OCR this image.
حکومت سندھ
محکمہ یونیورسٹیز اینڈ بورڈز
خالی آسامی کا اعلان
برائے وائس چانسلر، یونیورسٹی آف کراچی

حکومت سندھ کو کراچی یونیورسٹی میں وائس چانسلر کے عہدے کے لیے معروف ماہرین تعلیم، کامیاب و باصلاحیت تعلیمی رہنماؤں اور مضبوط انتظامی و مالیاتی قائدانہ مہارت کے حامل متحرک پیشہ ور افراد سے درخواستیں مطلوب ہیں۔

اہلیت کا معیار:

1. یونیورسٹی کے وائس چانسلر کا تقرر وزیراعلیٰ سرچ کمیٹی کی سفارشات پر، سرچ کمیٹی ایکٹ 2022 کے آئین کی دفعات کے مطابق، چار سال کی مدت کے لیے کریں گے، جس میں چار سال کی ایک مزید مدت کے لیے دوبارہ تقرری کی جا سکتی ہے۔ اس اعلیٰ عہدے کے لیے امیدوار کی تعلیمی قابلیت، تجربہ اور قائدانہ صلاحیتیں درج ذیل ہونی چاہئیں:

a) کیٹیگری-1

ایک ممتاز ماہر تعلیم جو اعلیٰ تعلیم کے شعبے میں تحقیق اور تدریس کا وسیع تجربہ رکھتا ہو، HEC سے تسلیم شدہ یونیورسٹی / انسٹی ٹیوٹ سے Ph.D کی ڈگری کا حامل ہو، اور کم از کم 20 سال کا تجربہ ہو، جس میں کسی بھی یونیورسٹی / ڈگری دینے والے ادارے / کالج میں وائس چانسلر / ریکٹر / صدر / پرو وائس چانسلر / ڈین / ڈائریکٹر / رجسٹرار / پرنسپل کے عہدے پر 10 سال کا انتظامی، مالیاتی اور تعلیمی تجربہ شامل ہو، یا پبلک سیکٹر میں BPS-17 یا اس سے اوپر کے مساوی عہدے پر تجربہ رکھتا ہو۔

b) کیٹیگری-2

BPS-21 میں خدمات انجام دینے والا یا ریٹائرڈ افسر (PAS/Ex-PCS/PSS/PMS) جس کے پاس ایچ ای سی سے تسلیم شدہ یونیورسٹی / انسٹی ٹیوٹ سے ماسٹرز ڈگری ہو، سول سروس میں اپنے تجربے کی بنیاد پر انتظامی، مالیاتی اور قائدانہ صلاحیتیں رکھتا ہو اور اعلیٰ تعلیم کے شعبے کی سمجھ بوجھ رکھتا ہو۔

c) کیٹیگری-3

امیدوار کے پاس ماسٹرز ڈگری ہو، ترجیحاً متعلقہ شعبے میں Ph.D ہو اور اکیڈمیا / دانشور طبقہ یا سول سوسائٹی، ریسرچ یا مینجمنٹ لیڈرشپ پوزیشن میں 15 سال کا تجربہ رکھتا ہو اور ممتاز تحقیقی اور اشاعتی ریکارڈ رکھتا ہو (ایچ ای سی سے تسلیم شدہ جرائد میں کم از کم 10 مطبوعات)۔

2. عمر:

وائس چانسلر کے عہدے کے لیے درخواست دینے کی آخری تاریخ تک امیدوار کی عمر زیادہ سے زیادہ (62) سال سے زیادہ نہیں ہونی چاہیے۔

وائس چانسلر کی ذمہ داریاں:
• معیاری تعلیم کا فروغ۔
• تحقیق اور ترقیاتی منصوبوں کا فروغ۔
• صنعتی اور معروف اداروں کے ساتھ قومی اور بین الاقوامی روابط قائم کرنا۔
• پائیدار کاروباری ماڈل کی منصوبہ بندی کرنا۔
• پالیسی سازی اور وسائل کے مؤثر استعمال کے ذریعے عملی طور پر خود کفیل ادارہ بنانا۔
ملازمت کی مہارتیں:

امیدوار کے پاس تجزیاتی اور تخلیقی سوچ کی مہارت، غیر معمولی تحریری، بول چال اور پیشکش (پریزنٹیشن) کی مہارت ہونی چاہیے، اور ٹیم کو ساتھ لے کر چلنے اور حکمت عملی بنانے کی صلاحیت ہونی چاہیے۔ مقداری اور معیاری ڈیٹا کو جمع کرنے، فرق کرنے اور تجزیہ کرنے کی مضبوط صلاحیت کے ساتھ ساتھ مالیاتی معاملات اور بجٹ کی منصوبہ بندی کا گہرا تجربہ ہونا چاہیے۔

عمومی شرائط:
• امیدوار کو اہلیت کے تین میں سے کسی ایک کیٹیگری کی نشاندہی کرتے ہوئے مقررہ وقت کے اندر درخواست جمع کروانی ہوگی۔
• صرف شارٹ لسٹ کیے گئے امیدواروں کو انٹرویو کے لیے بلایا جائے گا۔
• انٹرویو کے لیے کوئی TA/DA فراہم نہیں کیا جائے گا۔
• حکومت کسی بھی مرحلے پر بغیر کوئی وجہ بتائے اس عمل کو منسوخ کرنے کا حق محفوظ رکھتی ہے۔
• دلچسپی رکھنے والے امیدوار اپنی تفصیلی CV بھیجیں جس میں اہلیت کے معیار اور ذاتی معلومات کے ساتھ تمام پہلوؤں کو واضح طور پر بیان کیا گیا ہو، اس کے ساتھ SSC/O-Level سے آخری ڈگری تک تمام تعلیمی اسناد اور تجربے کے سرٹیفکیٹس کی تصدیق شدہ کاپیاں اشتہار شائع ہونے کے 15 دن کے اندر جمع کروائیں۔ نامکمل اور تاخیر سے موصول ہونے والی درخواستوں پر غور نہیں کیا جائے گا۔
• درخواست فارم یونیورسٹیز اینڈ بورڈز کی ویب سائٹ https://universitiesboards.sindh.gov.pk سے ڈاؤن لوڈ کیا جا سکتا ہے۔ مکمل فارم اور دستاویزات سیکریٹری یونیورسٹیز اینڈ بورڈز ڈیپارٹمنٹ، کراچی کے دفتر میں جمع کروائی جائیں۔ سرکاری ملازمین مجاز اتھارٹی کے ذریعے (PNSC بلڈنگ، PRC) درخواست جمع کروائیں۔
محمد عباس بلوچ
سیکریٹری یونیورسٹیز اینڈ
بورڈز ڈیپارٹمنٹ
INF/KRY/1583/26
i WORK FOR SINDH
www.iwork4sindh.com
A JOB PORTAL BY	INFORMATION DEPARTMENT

☆ ☆ ☆ ☆ ☆ ☆ ☆

» Objective:
Using the listing above, state the number of lines that hold "معروف", with no other text.

» Full output:
2